** Start Material supplied **

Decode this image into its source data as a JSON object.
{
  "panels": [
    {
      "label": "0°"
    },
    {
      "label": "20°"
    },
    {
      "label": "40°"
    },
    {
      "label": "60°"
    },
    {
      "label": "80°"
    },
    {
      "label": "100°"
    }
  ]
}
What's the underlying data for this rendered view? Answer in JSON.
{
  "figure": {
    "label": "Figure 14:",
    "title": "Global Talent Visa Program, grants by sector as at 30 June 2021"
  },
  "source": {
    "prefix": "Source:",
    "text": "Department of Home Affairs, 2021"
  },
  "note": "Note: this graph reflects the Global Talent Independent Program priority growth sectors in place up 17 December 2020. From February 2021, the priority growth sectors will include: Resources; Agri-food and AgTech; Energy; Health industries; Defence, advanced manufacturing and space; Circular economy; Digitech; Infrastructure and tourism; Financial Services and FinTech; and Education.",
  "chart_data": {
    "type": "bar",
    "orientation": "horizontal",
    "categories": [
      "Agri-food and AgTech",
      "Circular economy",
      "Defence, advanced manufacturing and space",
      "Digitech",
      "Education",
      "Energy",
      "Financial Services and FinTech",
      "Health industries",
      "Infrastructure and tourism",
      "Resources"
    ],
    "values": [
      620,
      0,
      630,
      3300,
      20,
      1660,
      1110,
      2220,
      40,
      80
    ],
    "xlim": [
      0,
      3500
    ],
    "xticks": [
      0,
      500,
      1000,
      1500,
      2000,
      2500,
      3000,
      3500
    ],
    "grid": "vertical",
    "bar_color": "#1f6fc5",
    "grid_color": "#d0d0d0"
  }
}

** End Material supplied **

▶ _Exercise brief_
Lines containing the word "Global" must all be returned from the material above.

▶ _Answer to this problem_
    "title": "Global Talent Visa Program, grants by sector as at 30 June 2021"
  "note": "Note: this graph reflects the Global Talent Independent Program priority growth sectors in place up 17 December 2020. From February 2021, the priority growth sectors will include: Resources; Agri-food and AgTech; Energy; Health industries; Defence, advanced manufacturing and space; Circular economy; Digitech; Infrastructure and tourism; Financial Services and FinTech; and Education.",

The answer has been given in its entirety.